:: Task ::
Each line that includes "name" counts once; give the total and nothing besides.

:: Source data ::
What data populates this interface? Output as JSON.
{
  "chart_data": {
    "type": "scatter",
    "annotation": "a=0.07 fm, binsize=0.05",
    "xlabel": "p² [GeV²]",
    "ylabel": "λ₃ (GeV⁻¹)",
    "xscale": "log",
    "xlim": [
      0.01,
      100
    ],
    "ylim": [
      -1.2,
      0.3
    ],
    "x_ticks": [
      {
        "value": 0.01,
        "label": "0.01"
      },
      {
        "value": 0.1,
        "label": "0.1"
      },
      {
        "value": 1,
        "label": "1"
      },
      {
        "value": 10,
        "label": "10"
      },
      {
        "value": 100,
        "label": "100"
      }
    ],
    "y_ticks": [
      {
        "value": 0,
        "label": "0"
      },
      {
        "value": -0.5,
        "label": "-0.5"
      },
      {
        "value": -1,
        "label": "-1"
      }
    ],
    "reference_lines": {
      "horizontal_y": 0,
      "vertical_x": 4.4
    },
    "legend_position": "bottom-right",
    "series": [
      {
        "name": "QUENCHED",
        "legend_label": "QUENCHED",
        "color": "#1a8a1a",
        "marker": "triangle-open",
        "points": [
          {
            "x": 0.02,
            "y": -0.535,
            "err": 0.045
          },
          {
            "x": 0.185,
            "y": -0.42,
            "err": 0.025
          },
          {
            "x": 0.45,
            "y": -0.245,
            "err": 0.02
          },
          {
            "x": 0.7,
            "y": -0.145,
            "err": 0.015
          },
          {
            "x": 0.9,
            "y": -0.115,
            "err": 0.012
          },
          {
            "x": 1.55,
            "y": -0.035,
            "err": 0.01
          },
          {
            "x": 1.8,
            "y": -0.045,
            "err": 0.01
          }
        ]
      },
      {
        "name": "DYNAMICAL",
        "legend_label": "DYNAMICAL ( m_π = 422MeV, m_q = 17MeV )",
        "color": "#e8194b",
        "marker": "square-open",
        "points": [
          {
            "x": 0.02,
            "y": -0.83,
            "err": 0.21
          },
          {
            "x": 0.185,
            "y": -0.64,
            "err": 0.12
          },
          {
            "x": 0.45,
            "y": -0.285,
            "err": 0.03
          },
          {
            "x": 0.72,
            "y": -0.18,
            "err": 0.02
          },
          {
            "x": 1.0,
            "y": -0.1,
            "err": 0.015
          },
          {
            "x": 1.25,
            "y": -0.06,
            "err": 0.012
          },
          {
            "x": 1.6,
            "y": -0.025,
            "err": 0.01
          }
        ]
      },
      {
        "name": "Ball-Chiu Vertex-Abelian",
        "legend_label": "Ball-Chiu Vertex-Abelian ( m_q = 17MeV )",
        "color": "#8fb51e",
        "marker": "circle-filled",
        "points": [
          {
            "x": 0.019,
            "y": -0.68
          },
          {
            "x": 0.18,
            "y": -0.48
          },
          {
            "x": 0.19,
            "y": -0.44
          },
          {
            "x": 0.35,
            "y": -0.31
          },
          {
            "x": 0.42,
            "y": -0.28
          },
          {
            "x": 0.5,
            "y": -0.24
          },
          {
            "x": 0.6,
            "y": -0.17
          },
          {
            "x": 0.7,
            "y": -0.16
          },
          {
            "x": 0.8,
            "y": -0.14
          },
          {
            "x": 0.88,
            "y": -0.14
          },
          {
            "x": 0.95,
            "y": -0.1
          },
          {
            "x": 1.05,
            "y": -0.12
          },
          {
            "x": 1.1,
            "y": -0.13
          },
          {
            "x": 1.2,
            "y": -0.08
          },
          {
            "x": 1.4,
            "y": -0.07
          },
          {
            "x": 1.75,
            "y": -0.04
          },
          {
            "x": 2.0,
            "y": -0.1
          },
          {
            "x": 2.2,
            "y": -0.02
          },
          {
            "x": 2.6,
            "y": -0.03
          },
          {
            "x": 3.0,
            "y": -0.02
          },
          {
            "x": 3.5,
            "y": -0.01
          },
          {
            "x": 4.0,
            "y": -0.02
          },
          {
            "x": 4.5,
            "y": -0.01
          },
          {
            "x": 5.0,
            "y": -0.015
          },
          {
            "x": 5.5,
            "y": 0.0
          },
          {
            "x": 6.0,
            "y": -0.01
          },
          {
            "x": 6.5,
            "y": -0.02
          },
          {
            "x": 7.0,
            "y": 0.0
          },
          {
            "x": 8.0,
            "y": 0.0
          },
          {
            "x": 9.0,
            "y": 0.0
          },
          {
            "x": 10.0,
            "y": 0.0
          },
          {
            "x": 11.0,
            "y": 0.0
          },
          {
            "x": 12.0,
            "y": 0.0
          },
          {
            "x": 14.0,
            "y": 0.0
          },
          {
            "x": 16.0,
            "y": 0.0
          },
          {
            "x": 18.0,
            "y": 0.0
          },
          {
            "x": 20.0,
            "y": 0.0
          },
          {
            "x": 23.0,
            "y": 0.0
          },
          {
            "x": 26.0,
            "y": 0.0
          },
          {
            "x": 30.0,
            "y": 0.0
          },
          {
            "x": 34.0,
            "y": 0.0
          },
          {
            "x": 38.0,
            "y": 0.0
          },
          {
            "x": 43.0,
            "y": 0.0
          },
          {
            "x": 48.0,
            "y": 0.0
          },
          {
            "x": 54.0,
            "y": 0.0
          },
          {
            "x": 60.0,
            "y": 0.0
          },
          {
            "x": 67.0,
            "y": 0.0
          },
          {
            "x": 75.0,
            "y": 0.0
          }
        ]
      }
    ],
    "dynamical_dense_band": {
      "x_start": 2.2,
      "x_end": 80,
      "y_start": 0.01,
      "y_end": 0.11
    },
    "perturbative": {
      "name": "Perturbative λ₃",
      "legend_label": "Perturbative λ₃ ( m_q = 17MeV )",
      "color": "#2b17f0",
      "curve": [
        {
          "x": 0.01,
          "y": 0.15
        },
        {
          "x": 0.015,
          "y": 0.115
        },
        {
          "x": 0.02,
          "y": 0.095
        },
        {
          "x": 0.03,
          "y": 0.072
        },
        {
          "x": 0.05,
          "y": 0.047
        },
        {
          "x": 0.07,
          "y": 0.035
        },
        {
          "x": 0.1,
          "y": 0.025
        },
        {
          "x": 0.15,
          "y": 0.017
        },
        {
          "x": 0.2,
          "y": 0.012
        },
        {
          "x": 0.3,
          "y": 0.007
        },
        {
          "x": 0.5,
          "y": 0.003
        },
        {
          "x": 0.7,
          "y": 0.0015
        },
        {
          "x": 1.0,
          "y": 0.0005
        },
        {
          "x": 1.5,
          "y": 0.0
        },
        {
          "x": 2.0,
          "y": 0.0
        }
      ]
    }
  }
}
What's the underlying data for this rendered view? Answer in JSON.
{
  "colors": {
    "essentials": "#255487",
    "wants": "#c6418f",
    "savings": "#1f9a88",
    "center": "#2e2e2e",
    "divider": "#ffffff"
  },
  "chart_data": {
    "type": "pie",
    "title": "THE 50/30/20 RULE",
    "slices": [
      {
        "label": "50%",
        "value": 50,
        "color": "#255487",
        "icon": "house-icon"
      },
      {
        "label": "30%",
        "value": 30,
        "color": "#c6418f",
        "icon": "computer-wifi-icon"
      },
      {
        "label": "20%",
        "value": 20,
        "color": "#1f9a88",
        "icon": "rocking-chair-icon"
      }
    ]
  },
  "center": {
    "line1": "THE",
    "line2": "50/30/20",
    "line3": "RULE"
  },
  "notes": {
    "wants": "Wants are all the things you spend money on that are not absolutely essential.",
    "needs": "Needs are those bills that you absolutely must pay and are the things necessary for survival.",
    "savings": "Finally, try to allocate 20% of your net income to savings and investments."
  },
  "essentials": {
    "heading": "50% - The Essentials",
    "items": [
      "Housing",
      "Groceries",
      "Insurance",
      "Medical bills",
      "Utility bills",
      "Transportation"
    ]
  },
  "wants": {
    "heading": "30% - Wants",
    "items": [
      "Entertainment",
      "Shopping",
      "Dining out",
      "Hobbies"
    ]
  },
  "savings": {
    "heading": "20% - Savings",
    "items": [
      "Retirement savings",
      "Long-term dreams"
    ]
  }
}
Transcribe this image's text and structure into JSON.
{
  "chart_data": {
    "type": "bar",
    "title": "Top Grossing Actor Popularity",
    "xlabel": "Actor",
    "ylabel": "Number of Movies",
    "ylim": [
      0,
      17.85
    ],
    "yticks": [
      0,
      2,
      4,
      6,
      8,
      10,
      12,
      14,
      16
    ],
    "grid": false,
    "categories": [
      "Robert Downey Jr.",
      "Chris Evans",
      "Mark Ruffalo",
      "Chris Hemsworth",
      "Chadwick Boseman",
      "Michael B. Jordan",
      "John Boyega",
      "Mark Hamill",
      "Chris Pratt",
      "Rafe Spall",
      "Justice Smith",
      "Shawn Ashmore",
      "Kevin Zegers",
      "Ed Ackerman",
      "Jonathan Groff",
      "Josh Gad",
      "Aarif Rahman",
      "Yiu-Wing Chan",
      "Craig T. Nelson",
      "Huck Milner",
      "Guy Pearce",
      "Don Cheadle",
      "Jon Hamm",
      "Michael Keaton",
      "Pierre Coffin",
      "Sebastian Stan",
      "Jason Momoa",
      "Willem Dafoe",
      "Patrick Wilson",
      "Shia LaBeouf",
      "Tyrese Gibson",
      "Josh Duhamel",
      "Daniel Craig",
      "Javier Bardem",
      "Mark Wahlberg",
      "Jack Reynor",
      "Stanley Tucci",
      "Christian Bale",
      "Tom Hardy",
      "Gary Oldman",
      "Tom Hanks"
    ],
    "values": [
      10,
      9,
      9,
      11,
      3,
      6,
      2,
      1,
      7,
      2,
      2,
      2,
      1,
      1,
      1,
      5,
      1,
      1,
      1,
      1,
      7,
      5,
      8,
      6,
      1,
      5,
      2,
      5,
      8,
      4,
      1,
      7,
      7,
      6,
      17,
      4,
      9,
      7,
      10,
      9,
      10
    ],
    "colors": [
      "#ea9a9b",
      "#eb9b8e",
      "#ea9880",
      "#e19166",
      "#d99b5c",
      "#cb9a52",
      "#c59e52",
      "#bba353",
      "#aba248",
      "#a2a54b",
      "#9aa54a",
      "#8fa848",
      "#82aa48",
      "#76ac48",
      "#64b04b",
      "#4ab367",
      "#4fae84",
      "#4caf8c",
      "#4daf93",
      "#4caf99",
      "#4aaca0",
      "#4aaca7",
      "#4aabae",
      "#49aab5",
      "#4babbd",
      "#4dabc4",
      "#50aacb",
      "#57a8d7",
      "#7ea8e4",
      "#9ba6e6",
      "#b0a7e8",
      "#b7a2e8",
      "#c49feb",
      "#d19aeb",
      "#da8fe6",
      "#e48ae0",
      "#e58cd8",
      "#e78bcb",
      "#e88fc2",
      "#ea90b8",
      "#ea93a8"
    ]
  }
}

:: Answer in full ::
4